— Begin —

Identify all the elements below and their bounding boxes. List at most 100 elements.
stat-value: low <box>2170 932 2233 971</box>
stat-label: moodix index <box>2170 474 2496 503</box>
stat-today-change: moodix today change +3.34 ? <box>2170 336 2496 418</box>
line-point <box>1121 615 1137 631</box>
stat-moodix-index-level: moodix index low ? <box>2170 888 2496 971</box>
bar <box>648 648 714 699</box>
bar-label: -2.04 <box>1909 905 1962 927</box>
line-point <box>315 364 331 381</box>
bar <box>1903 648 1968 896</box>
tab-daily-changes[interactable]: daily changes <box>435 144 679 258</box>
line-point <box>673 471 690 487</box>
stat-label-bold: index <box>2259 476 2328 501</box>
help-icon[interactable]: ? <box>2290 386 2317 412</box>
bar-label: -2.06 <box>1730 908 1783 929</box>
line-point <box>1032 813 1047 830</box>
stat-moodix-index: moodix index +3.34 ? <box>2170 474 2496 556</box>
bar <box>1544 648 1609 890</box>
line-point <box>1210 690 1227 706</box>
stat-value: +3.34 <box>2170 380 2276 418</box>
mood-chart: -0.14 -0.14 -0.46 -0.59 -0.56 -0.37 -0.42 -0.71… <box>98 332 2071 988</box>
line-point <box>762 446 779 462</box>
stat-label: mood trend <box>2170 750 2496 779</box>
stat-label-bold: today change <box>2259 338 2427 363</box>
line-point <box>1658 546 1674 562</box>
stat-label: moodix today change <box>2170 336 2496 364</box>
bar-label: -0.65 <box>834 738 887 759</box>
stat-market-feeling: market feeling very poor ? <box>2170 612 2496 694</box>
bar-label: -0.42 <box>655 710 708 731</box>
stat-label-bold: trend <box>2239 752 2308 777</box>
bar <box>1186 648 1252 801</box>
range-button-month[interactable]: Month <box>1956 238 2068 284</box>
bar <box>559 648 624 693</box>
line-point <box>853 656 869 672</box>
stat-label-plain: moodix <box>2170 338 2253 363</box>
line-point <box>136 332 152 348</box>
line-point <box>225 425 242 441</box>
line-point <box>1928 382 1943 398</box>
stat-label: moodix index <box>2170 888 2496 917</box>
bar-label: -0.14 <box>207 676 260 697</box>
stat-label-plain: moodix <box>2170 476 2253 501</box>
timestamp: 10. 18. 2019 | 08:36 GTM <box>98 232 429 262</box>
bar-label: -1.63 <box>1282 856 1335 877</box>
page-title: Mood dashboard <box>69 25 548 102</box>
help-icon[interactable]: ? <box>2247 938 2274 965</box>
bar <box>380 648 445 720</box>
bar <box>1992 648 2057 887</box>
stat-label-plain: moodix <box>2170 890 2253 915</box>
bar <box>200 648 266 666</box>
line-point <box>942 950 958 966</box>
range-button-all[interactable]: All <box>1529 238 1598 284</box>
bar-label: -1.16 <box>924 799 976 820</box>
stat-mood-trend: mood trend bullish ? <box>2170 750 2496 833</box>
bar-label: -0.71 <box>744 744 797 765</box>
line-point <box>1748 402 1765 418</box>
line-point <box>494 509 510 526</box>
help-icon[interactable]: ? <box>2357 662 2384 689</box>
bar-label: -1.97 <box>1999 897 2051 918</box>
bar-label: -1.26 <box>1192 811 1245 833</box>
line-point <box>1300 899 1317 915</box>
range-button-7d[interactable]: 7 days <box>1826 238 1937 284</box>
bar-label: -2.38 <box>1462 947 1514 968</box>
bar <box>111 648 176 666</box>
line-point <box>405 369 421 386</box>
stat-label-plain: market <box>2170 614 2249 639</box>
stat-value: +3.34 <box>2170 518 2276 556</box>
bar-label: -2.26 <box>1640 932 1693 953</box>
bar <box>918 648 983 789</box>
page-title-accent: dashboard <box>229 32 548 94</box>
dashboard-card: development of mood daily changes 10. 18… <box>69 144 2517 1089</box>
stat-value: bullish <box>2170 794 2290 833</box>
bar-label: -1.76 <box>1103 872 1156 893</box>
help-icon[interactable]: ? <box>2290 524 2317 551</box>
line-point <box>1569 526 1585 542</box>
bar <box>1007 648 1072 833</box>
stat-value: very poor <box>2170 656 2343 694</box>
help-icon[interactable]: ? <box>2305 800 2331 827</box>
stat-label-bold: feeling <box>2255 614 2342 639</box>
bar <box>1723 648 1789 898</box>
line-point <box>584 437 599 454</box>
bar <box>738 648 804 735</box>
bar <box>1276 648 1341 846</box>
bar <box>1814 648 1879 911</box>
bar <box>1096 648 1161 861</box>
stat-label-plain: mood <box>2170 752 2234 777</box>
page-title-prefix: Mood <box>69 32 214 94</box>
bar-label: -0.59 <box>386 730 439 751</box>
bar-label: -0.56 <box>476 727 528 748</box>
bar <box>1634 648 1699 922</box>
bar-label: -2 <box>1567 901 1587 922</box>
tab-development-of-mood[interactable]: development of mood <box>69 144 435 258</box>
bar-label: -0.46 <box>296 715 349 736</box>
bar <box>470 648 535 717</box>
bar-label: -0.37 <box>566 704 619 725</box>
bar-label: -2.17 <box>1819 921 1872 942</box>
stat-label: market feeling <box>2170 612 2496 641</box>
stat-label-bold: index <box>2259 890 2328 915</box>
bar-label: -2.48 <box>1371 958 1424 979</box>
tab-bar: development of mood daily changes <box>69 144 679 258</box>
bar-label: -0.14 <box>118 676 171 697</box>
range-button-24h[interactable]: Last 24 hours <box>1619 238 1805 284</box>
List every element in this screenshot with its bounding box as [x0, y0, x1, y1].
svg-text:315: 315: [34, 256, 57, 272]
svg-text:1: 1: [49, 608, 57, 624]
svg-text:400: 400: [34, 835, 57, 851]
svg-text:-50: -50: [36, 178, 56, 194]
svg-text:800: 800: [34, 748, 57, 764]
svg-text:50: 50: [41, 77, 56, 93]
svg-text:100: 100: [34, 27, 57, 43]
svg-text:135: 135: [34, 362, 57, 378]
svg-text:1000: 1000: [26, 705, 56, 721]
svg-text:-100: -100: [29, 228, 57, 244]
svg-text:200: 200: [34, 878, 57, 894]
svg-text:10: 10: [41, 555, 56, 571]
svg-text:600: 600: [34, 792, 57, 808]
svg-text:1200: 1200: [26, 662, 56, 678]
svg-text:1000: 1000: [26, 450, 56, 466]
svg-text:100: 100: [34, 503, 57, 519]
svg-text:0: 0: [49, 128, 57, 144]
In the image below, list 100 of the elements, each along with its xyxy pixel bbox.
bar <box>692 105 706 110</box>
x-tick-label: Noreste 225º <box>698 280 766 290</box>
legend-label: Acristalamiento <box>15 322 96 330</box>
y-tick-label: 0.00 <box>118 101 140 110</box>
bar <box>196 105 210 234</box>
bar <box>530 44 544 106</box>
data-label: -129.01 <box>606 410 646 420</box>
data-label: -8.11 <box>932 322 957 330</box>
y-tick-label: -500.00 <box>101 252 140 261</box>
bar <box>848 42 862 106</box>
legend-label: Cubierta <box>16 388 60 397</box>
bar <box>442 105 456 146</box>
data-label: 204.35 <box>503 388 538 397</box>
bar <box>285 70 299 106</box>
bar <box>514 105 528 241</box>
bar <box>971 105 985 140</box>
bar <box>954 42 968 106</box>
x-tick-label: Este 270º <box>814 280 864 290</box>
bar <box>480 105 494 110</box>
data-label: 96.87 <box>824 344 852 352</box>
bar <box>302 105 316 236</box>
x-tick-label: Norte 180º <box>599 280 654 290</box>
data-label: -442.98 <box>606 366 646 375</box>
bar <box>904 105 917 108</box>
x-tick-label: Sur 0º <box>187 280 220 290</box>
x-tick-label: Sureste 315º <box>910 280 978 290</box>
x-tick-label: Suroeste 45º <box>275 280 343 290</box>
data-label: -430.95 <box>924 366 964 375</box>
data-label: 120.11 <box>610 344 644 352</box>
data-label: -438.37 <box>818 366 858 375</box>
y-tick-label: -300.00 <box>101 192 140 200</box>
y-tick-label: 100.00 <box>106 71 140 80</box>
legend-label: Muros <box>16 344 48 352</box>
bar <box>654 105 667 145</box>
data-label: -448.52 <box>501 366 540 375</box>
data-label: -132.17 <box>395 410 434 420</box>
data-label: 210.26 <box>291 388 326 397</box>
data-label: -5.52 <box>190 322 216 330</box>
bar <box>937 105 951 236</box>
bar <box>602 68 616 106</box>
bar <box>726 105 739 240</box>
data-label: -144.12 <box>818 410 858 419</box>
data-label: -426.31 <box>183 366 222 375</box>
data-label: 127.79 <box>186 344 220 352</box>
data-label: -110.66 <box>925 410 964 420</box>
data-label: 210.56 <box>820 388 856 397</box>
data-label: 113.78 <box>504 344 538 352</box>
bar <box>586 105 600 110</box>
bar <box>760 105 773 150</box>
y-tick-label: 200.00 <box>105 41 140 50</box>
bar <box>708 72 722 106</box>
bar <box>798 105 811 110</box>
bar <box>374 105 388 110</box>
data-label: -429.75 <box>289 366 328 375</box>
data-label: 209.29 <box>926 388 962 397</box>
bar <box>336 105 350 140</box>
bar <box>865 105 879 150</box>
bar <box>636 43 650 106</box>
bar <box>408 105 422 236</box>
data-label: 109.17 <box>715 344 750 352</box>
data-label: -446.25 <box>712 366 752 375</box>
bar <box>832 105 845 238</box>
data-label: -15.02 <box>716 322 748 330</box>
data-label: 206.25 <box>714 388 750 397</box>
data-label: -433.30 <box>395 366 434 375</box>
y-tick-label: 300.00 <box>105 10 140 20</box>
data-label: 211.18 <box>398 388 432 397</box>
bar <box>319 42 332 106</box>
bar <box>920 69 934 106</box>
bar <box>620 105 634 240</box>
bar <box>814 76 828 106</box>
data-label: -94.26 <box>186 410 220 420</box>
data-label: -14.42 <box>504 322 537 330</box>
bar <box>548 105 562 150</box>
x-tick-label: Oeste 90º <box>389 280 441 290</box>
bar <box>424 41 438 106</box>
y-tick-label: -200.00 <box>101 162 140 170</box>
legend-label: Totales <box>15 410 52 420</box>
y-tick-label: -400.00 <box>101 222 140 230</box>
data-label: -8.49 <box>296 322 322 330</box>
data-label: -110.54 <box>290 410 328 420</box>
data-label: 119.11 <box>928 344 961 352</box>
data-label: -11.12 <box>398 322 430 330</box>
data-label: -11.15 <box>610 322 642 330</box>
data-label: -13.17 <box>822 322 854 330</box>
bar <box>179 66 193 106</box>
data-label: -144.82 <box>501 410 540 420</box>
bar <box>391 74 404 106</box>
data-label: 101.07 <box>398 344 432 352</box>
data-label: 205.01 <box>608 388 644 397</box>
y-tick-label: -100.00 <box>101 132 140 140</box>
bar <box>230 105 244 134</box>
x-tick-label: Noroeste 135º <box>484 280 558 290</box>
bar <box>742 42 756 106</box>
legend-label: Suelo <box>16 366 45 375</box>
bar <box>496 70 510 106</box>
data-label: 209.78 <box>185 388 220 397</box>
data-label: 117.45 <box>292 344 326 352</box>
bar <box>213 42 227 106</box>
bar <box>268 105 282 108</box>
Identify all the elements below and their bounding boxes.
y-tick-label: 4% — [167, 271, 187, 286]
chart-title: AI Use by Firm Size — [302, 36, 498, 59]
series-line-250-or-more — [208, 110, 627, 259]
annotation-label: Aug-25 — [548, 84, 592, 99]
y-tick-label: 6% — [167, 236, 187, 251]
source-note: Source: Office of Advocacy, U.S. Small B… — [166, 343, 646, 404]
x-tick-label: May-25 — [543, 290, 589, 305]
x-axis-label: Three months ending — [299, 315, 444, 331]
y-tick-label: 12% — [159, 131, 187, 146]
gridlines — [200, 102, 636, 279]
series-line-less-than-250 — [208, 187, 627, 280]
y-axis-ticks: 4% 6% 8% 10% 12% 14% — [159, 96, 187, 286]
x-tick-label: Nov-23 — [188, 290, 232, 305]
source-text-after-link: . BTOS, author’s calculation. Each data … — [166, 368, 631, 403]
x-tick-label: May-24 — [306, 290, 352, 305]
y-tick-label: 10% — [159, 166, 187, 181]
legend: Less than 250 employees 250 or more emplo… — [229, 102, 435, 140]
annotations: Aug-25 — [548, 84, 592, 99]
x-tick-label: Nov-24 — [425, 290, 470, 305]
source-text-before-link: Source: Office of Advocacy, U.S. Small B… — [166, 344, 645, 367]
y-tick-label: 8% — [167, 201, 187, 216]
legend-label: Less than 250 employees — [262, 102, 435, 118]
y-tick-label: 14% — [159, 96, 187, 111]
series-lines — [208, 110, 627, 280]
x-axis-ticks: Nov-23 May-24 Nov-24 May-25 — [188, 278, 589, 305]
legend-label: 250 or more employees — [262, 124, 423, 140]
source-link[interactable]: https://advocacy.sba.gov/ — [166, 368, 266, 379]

— End —

→ **Task brief**: Copy the entries from the first line through the line that contains "help-icon[interactable]: ? <box>2290 386", replacing every "line-point" with "data-point" and leaving everything else unchanged.

→ **Expected answer**:
Identify all the elements below and their bounding boxes. List at most 100 elements.
stat-value: low <box>2170 932 2233 971</box>
stat-label: moodix index <box>2170 474 2496 503</box>
stat-today-change: moodix today change +3.34 ? <box>2170 336 2496 418</box>
data-point <box>1121 615 1137 631</box>
stat-moodix-index-level: moodix index low ? <box>2170 888 2496 971</box>
bar <box>648 648 714 699</box>
bar-label: -2.04 <box>1909 905 1962 927</box>
data-point <box>315 364 331 381</box>
bar <box>1903 648 1968 896</box>
tab-daily-changes[interactable]: daily changes <box>435 144 679 258</box>
data-point <box>673 471 690 487</box>
stat-label-bold: index <box>2259 476 2328 501</box>
help-icon[interactable]: ? <box>2290 386 2317 412</box>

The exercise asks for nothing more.